> _Given records_:
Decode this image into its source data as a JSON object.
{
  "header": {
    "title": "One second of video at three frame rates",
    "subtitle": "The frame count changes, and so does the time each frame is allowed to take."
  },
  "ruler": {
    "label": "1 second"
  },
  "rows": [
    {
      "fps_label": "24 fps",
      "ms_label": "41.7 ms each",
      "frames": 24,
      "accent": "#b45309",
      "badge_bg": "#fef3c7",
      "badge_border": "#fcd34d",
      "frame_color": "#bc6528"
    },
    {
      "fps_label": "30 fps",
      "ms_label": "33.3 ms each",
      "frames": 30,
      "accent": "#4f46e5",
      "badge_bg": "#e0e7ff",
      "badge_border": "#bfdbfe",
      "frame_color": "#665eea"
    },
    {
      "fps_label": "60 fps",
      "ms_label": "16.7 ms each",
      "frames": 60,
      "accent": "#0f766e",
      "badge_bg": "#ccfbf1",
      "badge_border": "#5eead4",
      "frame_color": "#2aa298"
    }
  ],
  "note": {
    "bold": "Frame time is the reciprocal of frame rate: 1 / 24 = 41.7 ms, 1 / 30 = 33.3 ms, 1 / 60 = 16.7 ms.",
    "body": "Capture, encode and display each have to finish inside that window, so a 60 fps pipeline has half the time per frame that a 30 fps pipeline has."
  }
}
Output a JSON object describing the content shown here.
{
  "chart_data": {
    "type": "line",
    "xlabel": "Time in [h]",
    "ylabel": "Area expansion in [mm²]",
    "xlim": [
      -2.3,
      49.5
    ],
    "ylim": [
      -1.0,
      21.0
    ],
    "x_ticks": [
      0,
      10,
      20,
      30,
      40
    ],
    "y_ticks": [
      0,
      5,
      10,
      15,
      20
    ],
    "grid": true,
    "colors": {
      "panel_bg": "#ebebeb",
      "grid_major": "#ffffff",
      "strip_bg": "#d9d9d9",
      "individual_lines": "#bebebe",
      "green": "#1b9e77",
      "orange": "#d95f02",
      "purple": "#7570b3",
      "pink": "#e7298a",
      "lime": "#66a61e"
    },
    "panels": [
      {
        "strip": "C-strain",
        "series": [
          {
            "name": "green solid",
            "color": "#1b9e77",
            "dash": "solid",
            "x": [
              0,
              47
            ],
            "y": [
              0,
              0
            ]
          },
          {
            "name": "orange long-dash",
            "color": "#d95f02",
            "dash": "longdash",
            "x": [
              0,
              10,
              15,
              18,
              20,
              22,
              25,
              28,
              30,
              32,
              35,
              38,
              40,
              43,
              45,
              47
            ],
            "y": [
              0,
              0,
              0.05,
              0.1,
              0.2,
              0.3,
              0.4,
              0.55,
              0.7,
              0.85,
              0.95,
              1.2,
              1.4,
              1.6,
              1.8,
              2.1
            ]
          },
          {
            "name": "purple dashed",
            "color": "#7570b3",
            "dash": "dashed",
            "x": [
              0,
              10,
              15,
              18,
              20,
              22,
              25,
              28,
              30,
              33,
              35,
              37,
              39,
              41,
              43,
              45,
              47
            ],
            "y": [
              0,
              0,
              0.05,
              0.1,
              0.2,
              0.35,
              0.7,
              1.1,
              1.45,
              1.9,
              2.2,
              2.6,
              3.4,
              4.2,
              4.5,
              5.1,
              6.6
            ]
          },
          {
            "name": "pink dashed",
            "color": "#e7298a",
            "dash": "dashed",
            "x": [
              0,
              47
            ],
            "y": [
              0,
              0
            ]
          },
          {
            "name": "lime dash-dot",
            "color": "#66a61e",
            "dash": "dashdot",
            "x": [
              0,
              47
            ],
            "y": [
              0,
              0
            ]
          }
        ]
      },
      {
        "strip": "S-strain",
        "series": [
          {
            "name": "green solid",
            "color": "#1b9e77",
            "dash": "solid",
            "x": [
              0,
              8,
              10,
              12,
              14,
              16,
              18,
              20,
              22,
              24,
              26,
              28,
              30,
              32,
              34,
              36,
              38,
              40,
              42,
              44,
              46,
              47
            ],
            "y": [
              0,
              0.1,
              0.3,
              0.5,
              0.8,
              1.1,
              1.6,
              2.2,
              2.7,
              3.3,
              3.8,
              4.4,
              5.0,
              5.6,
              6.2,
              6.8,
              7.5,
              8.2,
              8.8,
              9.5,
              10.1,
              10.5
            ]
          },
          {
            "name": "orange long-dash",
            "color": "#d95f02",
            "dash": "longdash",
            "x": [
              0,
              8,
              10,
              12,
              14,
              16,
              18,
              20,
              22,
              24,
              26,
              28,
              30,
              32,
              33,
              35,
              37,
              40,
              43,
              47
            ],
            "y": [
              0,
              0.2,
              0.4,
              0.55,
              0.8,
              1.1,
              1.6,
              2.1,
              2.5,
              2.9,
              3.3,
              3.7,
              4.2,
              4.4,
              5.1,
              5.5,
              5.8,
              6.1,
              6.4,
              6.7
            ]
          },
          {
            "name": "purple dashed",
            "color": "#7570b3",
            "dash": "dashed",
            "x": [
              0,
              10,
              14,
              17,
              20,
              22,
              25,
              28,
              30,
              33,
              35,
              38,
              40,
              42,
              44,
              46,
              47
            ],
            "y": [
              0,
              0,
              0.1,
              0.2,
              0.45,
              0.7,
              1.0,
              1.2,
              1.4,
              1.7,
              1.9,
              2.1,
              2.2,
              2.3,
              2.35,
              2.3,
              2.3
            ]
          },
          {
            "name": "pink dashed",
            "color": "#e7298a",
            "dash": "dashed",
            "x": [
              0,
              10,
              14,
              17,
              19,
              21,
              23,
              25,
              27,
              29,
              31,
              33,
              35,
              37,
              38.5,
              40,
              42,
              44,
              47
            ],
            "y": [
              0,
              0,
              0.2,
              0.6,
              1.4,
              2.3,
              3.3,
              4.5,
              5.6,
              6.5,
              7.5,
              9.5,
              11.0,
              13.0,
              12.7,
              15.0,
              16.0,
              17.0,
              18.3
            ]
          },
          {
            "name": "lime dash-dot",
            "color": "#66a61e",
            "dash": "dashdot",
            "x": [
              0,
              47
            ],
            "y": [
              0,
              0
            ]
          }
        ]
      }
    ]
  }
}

> _What is needed_: Write out the material exactly as given.

> _Result_:
Decode this image into its source data as a JSON object.
{
  "header": {
    "title": "One second of video at three frame rates",
    "subtitle": "The frame count changes, and so does the time each frame is allowed to take."
  },
  "ruler": {
    "label": "1 second"
  },
  "rows": [
    {
      "fps_label": "24 fps",
      "ms_label": "41.7 ms each",
      "frames": 24,
      "accent": "#b45309",
      "badge_bg": "#fef3c7",
      "badge_border": "#fcd34d",
      "frame_color": "#bc6528"
    },
    {
      "fps_label": "30 fps",
      "ms_label": "33.3 ms each",
      "frames": 30,
      "accent": "#4f46e5",
      "badge_bg": "#e0e7ff",
      "badge_border": "#bfdbfe",
      "frame_color": "#665eea"
    },
    {
      "fps_label": "60 fps",
      "ms_label": "16.7 ms each",
      "frames": 60,
      "accent": "#0f766e",
      "badge_bg": "#ccfbf1",
      "badge_border": "#5eead4",
      "frame_color": "#2aa298"
    }
  ],
  "note": {
    "bold": "Frame time is the reciprocal of frame rate: 1 / 24 = 41.7 ms, 1 / 30 = 33.3 ms, 1 / 60 = 16.7 ms.",
    "body": "Capture, encode and display each have to finish inside that window, so a 60 fps pipeline has half the time per frame that a 30 fps pipeline has."
  }
}
Output a JSON object describing the content shown here.
{
  "chart_data": {
    "type": "line",
    "xlabel": "Time in [h]",
    "ylabel": "Area expansion in [mm²]",
    "xlim": [
      -2.3,
      49.5
    ],
    "ylim": [
      -1.0,
      21.0
    ],
    "x_ticks": [
      0,
      10,
      20,
      30,
      40
    ],
    "y_ticks": [
      0,
      5,
      10,
      15,
      20
    ],
    "grid": true,
    "colors": {
      "panel_bg": "#ebebeb",
      "grid_major": "#ffffff",
      "strip_bg": "#d9d9d9",
      "individual_lines": "#bebebe",
      "green": "#1b9e77",
      "orange": "#d95f02",
      "purple": "#7570b3",
      "pink": "#e7298a",
      "lime": "#66a61e"
    },
    "panels": [
      {
        "strip": "C-strain",
        "series": [
          {
            "name": "green solid",
            "color": "#1b9e77",
            "dash": "solid",
            "x": [
              0,
              47
            ],
            "y": [
              0,
              0
            ]
          },
          {
            "name": "orange long-dash",
            "color": "#d95f02",
            "dash": "longdash",
            "x": [
              0,
              10,
              15,
              18,
              20,
              22,
              25,
              28,
              30,
              32,
              35,
              38,
              40,
              43,
              45,
              47
            ],
            "y": [
              0,
              0,
              0.05,
              0.1,
              0.2,
              0.3,
              0.4,
              0.55,
              0.7,
              0.85,
              0.95,
              1.2,
              1.4,
              1.6,
              1.8,
              2.1
            ]
          },
          {
            "name": "purple dashed",
            "color": "#7570b3",
            "dash": "dashed",
            "x": [
              0,
              10,
              15,
              18,
              20,
              22,
              25,
              28,
              30,
              33,
              35,
              37,
              39,
              41,
              43,
              45,
              47
            ],
            "y": [
              0,
              0,
              0.05,
              0.1,
              0.2,
              0.35,
              0.7,
              1.1,
              1.45,
              1.9,
              2.2,
              2.6,
              3.4,
              4.2,
              4.5,
              5.1,
              6.6
            ]
          },
          {
            "name": "pink dashed",
            "color": "#e7298a",
            "dash": "dashed",
            "x": [
              0,
              47
            ],
            "y": [
              0,
              0
            ]
          },
          {
            "name": "lime dash-dot",
            "color": "#66a61e",
            "dash": "dashdot",
            "x": [
              0,
              47
            ],
            "y": [
              0,
              0
            ]
          }
        ]
      },
      {
        "strip": "S-strain",
        "series": [
          {
            "name": "green solid",
            "color": "#1b9e77",
            "dash": "solid",
            "x": [
              0,
              8,
              10,
              12,
              14,
              16,
              18,
              20,
              22,
              24,
              26,
              28,
              30,
              32,
              34,
              36,
              38,
              40,
              42,
              44,
              46,
              47
            ],
            "y": [
              0,
              0.1,
              0.3,
              0.5,
              0.8,
              1.1,
              1.6,
              2.2,
              2.7,
              3.3,
              3.8,
              4.4,
              5.0,
              5.6,
              6.2,
              6.8,
              7.5,
              8.2,
              8.8,
              9.5,
              10.1,
              10.5
            ]
          },
          {
            "name": "orange long-dash",
            "color": "#d95f02",
            "dash": "longdash",
            "x": [
              0,
              8,
              10,
              12,
              14,
              16,
              18,
              20,
              22,
              24,
              26,
              28,
              30,
              32,
              33,
              35,
              37,
              40,
              43,
              47
            ],
            "y": [
              0,
              0.2,
              0.4,
              0.55,
              0.8,
              1.1,
              1.6,
              2.1,
              2.5,
              2.9,
              3.3,
              3.7,
              4.2,
              4.4,
              5.1,
              5.5,
              5.8,
              6.1,
              6.4,
              6.7
            ]
          },
          {
            "name": "purple dashed",
            "color": "#7570b3",
            "dash": "dashed",
            "x": [
              0,
              10,
              14,
              17,
              20,
              22,
              25,
              28,
              30,
              33,
              35,
              38,
              40,
              42,
              44,
              46,
              47
            ],
            "y": [
              0,
              0,
              0.1,
              0.2,
              0.45,
              0.7,
              1.0,
              1.2,
              1.4,
              1.7,
              1.9,
              2.1,
              2.2,
              2.3,
              2.35,
              2.3,
              2.3
            ]
          },
          {
            "name": "pink dashed",
            "color": "#e7298a",
            "dash": "dashed",
            "x": [
              0,
              10,
              14,
              17,
              19,
              21,
              23,
              25,
              27,
              29,
              31,
              33,
              35,
              37,
              38.5,
              40,
              42,
              44,
              47
            ],
            "y": [
              0,
              0,
              0.2,
              0.6,
              1.4,
              2.3,
              3.3,
              4.5,
              5.6,
              6.5,
              7.5,
              9.5,
              11.0,
              13.0,
              12.7,
              15.0,
              16.0,
              17.0,
              18.3
            ]
          },
          {
            "name": "lime dash-dot",
            "color": "#66a61e",
            "dash": "dashdot",
            "x": [
              0,
              47
            ],
            "y": [
              0,
              0
            ]
          }
        ]
      }
    ]
  }
}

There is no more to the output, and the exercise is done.